** Begin SOURCE MATERIAL **

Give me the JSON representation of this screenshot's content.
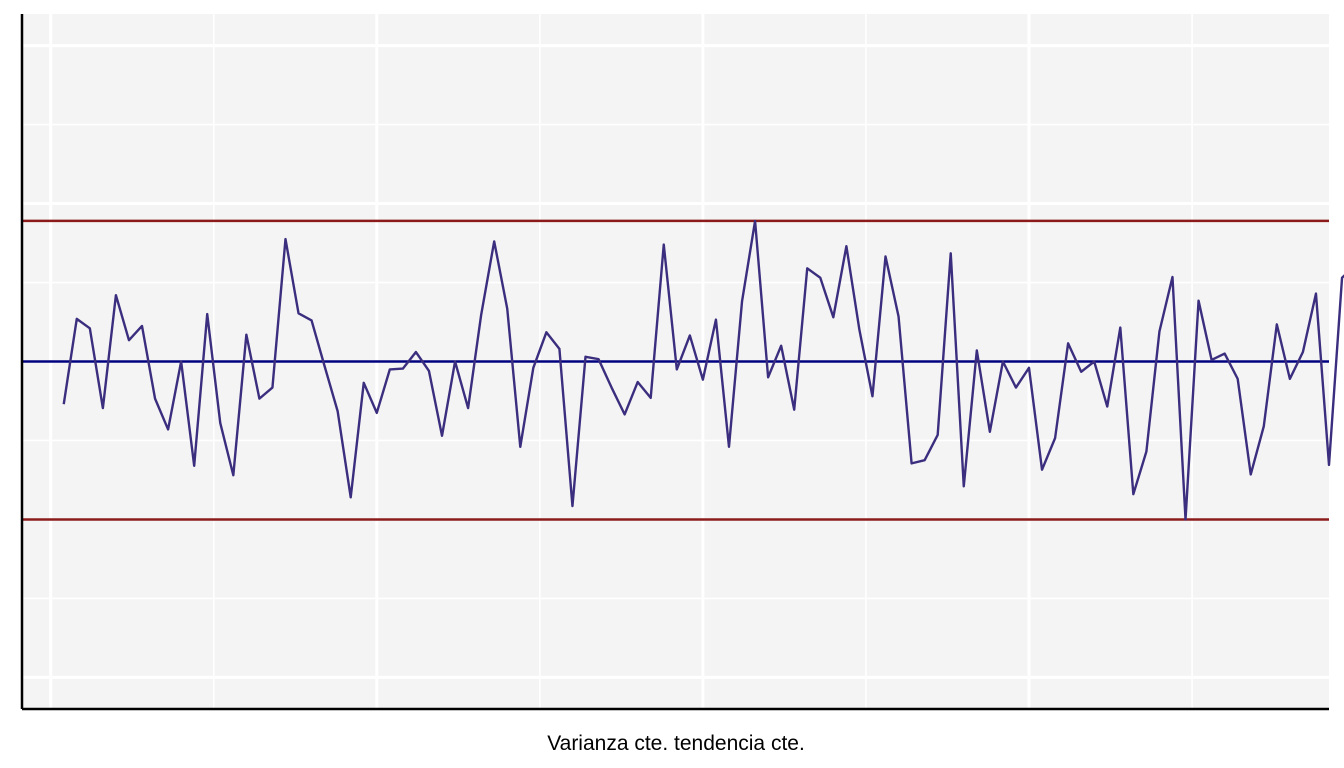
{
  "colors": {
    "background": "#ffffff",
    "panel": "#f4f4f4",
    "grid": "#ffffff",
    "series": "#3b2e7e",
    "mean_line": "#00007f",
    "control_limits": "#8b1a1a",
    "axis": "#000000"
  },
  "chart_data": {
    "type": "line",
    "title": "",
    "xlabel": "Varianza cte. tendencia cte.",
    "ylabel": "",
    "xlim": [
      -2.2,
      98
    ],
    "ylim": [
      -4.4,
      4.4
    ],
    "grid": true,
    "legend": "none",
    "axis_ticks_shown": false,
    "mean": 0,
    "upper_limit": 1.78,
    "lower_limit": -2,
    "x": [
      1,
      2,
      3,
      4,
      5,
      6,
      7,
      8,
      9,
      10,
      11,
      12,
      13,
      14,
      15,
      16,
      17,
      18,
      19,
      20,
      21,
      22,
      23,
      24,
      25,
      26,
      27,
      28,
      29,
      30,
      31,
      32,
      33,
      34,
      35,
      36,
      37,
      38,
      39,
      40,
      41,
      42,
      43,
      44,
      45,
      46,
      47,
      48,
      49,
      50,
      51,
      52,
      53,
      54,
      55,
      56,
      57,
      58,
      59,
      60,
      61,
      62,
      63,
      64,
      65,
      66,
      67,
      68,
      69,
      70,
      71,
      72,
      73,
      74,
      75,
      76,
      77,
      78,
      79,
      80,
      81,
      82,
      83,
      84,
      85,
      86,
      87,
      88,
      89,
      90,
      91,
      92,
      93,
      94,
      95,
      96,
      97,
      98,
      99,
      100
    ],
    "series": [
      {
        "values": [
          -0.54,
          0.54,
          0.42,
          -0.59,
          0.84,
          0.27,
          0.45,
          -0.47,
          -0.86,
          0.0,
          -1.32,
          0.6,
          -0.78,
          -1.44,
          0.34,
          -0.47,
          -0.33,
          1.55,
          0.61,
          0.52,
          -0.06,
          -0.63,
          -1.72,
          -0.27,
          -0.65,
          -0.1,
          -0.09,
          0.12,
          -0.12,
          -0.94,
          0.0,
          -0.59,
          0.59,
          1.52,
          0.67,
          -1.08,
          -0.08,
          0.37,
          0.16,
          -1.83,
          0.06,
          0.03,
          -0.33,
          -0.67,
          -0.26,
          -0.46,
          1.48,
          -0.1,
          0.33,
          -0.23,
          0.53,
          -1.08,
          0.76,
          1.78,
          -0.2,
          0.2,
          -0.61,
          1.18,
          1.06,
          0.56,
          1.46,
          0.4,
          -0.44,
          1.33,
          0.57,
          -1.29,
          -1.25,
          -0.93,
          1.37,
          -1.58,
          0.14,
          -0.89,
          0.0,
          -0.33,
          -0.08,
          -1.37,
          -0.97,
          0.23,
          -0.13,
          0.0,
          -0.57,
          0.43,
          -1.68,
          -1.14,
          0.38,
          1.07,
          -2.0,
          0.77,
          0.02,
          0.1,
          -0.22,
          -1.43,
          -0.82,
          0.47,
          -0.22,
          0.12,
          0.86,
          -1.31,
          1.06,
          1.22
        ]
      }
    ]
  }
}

** End SOURCE MATERIAL **
** Begin SOURCE MATERIAL **

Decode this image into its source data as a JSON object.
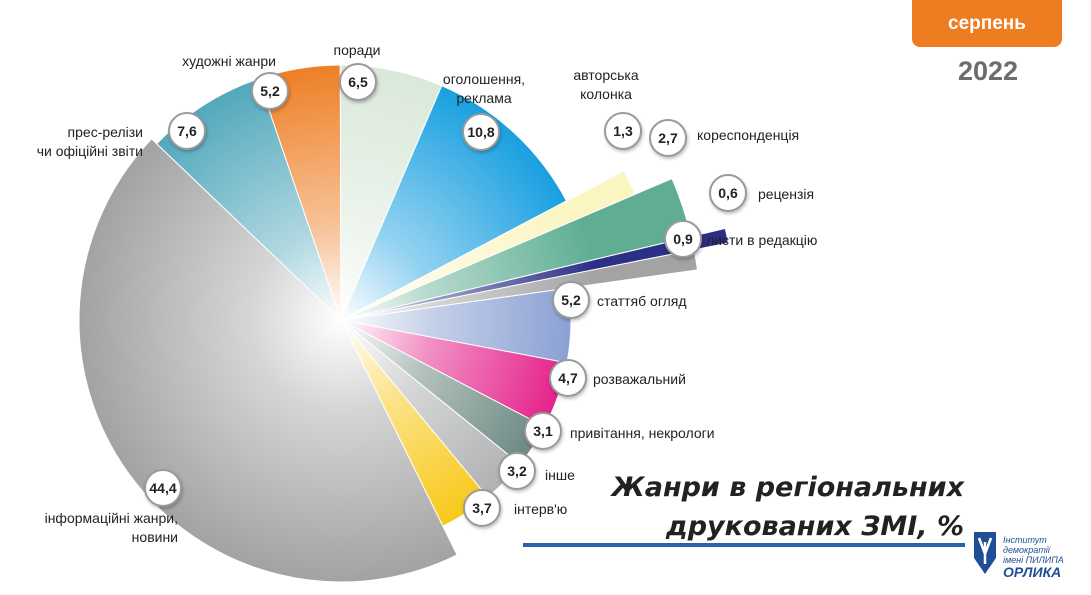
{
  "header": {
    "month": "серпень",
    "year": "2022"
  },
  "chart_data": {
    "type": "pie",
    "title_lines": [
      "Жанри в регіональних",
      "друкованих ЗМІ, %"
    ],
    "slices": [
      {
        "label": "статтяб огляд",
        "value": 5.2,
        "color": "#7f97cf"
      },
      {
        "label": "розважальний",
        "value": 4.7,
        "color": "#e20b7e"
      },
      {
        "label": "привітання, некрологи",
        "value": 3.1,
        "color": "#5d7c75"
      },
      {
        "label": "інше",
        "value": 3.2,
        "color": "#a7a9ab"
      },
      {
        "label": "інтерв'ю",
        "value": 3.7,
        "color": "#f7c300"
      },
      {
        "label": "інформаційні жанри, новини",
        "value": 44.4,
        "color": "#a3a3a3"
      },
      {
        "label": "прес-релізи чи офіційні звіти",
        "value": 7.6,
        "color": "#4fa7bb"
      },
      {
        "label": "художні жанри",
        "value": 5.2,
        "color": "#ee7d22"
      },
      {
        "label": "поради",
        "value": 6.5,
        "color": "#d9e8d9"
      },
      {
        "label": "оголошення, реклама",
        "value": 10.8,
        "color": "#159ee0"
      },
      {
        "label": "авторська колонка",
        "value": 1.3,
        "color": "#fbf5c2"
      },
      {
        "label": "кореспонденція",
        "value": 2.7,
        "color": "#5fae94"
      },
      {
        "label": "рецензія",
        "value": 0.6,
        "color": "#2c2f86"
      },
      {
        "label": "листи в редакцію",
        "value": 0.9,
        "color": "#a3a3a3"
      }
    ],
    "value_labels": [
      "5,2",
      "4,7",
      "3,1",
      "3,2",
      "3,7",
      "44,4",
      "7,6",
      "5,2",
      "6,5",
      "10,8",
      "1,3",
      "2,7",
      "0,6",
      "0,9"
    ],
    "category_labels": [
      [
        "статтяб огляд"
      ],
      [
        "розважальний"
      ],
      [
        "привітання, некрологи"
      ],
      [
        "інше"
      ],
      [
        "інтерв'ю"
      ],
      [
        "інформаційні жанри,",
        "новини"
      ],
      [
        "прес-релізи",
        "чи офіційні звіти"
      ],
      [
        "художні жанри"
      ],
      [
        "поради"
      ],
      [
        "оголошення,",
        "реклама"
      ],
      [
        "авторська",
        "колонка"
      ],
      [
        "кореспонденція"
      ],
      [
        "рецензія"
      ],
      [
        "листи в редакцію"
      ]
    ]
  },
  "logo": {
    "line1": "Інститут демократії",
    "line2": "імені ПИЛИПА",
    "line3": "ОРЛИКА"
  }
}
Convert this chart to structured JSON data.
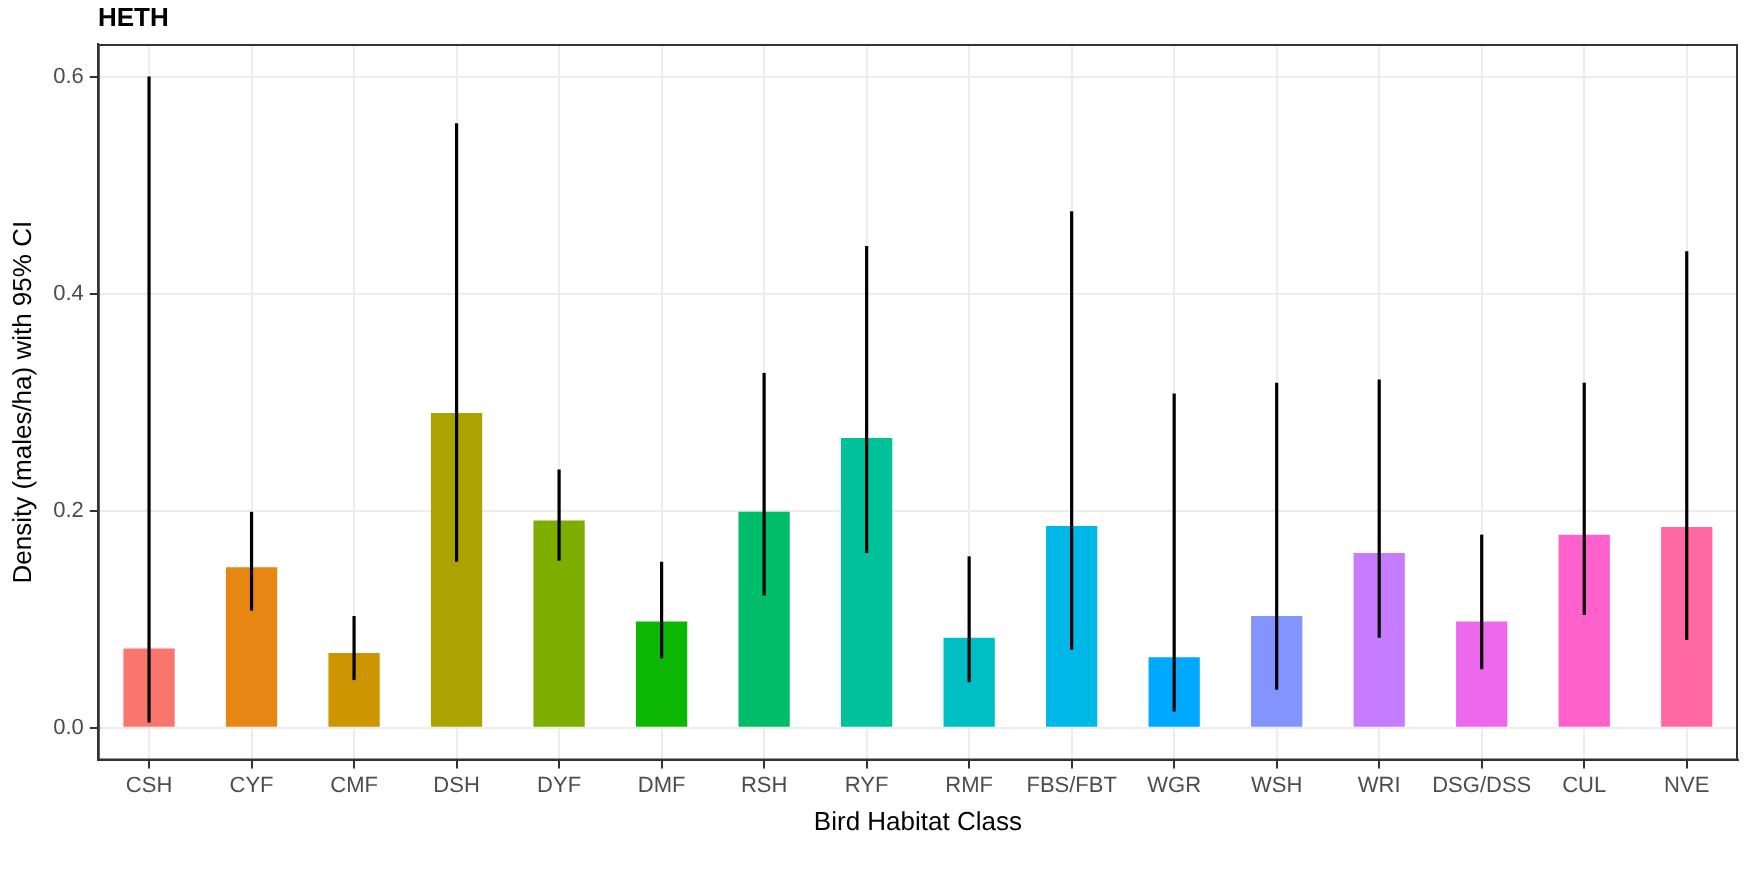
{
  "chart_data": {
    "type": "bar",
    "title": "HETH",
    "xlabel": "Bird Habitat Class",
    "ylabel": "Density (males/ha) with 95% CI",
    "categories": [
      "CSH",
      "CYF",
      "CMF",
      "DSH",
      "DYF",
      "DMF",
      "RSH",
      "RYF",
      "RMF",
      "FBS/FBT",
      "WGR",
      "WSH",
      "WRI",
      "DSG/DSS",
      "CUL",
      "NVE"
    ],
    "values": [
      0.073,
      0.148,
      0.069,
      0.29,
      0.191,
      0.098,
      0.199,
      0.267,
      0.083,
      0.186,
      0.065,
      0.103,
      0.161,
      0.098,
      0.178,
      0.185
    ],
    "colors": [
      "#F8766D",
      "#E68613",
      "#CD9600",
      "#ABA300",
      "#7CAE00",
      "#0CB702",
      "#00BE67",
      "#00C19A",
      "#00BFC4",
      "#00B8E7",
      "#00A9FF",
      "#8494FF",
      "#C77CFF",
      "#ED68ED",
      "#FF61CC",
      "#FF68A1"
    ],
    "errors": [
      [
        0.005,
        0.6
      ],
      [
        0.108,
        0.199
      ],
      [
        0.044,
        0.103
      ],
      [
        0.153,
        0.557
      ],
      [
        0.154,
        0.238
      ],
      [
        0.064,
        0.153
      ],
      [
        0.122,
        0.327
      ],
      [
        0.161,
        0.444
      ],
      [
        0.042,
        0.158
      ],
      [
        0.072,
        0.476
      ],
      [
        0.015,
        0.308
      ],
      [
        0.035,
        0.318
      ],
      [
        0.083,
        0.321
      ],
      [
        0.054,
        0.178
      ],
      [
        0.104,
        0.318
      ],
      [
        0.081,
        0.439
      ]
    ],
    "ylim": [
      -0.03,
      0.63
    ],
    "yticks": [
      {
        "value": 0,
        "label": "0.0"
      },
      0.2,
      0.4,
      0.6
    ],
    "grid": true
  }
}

** End SOURCE MATERIAL **
** Begin SOURCE MATERIAL **

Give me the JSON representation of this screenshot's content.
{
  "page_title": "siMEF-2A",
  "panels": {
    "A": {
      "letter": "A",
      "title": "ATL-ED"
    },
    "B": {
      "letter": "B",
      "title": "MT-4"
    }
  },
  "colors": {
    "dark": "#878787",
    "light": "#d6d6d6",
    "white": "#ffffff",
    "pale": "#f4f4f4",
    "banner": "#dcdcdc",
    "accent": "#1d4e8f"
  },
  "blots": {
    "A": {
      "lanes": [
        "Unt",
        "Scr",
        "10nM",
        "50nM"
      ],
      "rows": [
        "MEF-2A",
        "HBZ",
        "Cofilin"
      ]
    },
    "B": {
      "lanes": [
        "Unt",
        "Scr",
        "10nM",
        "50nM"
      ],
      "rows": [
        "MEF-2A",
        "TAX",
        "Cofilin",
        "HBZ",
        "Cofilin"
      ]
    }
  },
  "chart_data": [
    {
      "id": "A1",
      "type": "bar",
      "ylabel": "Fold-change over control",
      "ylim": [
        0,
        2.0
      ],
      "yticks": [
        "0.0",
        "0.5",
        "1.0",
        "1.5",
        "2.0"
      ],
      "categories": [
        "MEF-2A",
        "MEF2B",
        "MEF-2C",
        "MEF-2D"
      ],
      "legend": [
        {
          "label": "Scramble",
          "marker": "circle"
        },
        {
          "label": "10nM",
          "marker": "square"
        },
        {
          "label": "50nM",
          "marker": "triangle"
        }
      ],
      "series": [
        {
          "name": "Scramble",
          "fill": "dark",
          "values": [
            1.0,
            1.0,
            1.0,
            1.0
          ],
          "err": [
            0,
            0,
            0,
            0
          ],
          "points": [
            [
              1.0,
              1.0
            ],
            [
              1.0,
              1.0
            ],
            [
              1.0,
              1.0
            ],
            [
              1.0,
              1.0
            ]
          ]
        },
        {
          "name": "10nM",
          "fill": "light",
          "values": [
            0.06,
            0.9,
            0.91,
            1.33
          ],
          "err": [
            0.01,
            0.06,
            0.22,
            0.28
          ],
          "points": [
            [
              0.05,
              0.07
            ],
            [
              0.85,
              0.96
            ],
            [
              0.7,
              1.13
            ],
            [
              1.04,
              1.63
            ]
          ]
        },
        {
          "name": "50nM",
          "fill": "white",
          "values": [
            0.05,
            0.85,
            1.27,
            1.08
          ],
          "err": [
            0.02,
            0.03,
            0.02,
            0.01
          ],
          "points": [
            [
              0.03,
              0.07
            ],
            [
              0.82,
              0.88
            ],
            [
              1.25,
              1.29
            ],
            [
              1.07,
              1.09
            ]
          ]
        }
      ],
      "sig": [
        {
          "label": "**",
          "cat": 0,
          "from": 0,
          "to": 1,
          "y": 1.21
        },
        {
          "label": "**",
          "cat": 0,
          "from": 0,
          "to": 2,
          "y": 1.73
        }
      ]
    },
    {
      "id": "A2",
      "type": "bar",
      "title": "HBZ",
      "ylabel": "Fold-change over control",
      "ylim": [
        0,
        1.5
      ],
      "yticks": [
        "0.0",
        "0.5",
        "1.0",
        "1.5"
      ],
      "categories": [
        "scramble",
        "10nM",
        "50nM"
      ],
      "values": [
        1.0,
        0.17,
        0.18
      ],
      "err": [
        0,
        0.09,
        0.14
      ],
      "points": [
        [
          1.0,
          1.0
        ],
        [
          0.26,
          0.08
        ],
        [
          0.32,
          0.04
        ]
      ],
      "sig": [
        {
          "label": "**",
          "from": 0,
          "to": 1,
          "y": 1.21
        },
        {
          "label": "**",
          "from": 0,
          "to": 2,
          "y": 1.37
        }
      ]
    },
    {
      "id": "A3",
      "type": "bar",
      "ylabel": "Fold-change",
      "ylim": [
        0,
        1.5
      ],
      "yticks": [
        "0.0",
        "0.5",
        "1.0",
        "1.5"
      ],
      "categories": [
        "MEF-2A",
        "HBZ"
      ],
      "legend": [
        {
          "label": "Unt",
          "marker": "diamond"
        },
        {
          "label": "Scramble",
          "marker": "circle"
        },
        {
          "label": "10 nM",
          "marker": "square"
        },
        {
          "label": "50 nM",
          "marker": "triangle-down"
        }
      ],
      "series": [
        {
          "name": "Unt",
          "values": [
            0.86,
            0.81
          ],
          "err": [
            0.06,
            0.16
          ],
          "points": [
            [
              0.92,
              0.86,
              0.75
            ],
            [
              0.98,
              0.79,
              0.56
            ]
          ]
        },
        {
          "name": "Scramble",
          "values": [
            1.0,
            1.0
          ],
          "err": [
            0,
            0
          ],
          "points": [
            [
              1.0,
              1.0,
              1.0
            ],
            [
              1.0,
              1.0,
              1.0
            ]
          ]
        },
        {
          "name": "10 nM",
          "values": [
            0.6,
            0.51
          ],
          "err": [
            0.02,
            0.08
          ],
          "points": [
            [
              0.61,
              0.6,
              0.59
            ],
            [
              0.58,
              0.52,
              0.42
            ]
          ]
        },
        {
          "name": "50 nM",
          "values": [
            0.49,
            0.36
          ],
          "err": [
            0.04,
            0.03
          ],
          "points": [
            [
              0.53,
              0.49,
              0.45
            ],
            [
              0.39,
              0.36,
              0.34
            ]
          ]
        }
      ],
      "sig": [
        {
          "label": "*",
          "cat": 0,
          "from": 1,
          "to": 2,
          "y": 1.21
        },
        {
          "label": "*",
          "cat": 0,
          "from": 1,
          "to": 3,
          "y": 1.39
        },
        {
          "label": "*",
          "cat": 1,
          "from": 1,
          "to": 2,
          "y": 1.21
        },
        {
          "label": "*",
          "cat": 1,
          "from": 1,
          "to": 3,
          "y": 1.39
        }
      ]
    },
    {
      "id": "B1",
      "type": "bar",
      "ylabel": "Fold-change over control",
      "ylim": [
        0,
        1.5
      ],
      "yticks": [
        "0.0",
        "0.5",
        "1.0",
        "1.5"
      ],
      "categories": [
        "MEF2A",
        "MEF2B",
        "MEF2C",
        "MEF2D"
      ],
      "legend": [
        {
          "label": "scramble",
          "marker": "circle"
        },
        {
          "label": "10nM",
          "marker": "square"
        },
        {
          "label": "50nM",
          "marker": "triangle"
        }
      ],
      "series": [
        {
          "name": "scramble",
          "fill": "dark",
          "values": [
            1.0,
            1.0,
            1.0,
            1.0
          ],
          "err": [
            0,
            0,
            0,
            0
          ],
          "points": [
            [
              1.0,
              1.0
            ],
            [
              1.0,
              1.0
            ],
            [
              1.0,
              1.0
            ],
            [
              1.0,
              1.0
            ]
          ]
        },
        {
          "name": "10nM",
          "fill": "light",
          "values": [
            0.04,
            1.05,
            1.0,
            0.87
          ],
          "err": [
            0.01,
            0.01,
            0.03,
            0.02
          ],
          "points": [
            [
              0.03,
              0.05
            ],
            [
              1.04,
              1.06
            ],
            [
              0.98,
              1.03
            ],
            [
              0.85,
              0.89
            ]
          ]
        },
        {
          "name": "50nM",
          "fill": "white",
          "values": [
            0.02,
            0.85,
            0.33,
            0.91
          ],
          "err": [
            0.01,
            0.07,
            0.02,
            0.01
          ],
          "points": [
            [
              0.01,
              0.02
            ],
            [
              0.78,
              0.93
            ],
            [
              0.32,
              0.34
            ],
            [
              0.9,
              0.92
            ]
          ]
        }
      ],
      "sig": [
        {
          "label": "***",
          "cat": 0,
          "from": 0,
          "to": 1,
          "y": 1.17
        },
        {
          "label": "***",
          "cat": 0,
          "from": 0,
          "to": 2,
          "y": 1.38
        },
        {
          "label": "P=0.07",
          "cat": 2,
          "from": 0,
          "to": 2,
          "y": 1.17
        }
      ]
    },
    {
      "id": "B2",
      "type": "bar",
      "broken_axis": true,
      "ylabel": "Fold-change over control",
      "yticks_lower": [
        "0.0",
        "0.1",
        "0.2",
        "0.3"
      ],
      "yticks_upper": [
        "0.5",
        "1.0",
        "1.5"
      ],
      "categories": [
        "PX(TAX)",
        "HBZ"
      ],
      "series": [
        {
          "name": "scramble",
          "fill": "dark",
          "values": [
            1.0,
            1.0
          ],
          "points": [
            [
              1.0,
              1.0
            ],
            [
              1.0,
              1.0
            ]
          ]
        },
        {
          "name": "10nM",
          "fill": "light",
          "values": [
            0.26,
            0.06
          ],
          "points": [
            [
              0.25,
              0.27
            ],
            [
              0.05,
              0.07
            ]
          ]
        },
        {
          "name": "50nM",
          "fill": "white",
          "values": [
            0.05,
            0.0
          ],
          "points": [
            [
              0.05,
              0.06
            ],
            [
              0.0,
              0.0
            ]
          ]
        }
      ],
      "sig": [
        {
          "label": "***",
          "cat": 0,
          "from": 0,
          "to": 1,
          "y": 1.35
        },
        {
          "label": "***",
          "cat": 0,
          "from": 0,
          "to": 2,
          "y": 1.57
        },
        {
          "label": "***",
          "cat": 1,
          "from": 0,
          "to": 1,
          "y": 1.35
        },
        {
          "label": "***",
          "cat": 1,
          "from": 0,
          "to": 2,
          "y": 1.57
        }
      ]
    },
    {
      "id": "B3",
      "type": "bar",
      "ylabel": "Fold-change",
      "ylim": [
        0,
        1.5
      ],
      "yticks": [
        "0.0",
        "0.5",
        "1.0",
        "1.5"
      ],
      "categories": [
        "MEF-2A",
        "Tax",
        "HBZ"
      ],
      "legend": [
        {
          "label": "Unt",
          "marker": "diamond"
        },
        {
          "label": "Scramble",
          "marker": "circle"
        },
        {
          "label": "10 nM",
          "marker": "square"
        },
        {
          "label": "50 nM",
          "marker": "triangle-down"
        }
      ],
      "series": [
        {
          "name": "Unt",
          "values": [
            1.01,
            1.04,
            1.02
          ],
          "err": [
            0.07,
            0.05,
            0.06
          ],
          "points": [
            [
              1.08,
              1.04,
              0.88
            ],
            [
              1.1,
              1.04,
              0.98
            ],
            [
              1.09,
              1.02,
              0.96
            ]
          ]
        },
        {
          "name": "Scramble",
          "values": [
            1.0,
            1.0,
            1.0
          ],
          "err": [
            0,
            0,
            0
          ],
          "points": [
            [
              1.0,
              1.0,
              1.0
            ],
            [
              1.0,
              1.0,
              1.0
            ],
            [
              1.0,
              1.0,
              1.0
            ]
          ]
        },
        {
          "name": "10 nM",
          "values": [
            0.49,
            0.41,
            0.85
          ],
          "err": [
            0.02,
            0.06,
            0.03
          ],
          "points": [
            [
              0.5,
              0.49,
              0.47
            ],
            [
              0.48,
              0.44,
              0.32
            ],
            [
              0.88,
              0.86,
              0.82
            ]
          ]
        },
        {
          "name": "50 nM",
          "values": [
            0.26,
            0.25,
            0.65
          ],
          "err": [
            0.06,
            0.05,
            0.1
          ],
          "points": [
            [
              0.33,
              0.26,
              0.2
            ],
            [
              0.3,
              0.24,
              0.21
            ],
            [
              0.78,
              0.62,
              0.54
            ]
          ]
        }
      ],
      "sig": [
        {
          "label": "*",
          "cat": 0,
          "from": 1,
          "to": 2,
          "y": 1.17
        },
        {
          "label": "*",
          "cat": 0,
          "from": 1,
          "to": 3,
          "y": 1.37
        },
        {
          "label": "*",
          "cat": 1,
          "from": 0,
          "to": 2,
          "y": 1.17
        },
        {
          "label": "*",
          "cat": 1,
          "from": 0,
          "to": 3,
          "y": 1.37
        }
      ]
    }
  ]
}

** End SOURCE MATERIAL **

* **GIVEN REQUEST**: Copy every line of the listing where the word "листи" appears.

* **WRITTEN SOLUTION**:
        "label": "листи в редакцію",
        "листи в редакцію"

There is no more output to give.